WORK REQUIRED | Select and copy out every line in the records containing "name".

☆ ☆ ☆ ☆

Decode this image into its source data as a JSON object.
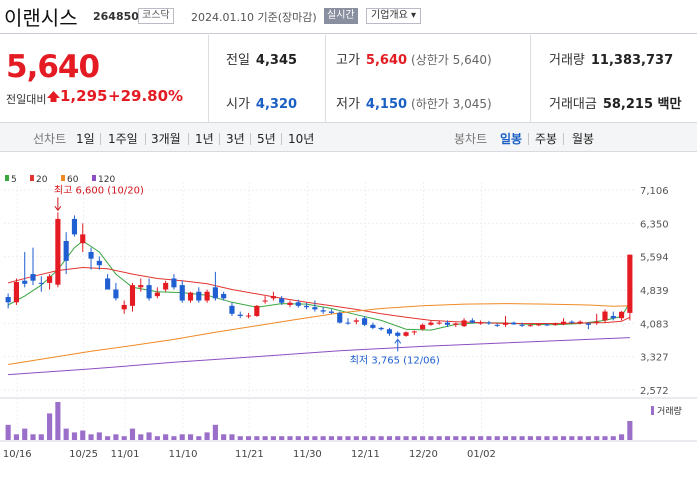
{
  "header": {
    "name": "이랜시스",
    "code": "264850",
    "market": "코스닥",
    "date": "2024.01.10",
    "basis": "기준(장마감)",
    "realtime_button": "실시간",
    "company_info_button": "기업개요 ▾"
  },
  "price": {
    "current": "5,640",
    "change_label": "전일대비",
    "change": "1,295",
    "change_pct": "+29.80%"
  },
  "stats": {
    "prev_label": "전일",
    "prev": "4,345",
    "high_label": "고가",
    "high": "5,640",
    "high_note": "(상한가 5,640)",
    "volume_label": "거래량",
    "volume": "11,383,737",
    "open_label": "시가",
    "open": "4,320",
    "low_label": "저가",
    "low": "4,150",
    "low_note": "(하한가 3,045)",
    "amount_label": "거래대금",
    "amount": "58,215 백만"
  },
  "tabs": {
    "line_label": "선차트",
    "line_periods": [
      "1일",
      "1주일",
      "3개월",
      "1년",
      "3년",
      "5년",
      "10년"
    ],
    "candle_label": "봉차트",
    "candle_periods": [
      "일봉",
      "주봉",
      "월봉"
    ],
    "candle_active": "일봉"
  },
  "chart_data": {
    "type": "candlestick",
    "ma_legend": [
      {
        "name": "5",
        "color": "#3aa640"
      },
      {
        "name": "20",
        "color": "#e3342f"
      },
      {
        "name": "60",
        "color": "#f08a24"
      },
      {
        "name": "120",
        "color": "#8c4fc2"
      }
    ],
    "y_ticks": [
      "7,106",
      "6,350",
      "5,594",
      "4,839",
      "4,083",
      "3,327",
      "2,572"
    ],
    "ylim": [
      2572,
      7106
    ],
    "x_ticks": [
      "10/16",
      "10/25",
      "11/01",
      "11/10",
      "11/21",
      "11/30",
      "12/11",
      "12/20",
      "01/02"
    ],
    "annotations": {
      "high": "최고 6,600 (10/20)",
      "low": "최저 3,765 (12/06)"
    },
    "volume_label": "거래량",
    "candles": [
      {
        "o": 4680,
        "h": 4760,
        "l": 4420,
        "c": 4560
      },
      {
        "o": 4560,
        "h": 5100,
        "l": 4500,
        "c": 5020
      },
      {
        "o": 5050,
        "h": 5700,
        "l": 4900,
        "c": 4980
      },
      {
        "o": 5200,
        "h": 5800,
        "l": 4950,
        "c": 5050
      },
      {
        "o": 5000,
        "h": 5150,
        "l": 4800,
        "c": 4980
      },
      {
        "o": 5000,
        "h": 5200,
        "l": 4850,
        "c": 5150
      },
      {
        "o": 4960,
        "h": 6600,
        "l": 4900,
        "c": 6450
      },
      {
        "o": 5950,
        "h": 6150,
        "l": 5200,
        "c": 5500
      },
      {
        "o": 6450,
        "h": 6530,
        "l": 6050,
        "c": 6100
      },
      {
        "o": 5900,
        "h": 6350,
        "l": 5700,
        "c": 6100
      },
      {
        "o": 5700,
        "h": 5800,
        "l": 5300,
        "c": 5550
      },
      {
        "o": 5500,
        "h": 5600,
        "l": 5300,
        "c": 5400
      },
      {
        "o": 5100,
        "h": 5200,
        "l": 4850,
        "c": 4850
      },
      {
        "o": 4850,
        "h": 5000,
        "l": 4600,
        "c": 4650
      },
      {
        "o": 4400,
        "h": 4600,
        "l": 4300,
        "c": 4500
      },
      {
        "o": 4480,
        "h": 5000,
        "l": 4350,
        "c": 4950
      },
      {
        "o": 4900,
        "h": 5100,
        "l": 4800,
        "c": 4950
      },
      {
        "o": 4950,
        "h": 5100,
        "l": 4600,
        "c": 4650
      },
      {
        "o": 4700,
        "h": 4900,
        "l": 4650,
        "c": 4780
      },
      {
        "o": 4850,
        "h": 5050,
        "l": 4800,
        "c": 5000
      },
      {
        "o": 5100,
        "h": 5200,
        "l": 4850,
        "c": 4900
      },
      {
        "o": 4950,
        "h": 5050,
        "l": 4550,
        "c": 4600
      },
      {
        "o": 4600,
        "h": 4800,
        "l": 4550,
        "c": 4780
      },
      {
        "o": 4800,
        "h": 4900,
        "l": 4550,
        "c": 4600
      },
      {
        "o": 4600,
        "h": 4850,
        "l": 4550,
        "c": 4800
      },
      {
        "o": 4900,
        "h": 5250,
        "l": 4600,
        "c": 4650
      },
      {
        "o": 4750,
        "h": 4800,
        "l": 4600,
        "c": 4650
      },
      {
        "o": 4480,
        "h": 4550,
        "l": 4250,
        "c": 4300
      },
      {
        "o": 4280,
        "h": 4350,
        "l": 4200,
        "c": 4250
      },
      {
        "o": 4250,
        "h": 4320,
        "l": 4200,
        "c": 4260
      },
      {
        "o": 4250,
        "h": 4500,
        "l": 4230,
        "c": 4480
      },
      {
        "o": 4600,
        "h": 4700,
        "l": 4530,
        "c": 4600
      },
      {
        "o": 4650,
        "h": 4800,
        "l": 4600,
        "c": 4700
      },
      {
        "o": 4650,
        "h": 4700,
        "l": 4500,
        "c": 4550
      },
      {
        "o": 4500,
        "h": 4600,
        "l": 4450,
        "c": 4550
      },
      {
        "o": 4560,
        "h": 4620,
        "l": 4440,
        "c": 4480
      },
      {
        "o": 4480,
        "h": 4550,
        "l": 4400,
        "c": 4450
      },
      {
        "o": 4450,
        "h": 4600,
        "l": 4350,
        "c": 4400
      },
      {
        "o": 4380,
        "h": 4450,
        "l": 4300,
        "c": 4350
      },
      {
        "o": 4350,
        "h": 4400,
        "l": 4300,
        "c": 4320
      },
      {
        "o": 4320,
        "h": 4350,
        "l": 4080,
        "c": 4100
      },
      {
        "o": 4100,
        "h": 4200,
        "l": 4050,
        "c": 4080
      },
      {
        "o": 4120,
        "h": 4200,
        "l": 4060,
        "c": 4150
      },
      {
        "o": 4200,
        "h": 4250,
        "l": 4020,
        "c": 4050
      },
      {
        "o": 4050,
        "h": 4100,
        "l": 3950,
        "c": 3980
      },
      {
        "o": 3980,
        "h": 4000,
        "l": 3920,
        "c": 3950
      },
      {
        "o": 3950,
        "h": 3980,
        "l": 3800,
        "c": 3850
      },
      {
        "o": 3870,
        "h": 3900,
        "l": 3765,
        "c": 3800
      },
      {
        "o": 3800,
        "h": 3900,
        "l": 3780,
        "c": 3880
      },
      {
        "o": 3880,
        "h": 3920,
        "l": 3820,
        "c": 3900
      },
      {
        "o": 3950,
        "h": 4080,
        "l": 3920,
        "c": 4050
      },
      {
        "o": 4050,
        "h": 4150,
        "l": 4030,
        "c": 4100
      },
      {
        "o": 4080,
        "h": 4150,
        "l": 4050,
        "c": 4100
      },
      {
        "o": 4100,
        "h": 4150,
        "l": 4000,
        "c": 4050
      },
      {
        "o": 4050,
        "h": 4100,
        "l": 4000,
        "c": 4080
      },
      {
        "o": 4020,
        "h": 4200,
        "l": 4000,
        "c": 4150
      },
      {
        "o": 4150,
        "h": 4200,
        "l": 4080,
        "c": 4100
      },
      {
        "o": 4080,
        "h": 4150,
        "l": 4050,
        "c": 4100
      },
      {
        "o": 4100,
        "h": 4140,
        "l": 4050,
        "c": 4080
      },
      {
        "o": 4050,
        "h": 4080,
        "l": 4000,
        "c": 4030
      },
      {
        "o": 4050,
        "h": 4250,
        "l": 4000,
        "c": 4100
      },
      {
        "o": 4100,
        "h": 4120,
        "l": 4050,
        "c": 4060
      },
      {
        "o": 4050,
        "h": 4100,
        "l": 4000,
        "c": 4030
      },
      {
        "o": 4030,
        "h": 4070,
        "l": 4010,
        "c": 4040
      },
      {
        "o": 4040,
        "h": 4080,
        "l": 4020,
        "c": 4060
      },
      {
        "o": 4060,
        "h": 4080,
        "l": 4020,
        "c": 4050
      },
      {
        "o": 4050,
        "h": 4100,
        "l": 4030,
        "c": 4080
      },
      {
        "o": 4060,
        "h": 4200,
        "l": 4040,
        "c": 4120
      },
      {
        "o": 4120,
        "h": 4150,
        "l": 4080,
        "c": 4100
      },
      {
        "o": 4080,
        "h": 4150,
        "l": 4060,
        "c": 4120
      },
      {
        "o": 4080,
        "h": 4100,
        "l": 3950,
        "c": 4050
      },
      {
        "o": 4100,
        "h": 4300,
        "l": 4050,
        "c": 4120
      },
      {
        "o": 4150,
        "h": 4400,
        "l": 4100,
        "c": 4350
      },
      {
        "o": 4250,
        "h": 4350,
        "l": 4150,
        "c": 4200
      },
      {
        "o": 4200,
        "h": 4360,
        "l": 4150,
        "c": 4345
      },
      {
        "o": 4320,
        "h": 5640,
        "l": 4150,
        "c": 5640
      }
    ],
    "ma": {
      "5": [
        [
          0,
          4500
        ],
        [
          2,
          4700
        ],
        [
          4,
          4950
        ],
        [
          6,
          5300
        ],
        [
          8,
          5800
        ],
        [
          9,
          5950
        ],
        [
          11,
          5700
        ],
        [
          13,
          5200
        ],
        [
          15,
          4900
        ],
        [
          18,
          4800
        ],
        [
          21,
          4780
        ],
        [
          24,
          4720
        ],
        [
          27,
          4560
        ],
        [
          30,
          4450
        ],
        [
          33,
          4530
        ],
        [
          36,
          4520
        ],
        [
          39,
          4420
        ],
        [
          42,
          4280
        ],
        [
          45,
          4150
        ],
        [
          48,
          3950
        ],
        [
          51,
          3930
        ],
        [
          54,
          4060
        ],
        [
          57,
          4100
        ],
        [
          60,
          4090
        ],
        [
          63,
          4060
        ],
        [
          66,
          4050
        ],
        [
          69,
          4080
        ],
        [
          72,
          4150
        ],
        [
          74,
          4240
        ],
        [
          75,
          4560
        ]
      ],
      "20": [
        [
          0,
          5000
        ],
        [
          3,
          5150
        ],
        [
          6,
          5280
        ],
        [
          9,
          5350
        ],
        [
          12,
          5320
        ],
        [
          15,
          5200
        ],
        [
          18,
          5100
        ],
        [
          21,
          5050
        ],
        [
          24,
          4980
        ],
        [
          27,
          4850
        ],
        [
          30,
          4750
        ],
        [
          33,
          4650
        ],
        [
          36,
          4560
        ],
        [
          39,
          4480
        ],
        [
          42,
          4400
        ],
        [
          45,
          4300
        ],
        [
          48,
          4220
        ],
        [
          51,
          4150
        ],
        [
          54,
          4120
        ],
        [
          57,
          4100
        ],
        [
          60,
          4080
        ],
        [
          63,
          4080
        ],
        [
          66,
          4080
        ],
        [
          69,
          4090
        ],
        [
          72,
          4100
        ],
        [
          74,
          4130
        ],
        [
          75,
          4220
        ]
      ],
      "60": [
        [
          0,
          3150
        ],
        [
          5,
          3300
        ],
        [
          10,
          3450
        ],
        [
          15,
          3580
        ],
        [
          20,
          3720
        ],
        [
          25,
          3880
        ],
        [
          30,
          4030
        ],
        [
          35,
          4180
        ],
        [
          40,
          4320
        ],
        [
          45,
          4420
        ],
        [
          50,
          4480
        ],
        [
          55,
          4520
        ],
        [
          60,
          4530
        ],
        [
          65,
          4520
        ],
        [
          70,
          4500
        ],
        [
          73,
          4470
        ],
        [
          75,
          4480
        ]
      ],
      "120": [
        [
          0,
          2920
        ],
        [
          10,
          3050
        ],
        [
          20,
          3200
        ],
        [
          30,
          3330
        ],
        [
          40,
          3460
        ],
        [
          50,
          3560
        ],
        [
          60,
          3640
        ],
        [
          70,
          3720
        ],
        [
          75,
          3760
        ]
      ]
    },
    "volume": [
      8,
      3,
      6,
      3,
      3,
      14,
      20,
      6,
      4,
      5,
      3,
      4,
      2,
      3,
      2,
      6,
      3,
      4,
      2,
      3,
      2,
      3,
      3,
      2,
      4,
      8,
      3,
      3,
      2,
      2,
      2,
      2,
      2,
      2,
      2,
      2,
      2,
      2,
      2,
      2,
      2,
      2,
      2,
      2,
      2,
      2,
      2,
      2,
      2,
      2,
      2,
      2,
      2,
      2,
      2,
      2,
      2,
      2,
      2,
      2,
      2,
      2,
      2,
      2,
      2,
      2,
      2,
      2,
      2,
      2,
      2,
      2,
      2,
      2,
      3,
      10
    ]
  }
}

☆ ☆ ☆ ☆

RESPONSE |
    "name": "이랜시스",
        "name": "5",
        "name": "20",
        "name": "60",
        "name": "120",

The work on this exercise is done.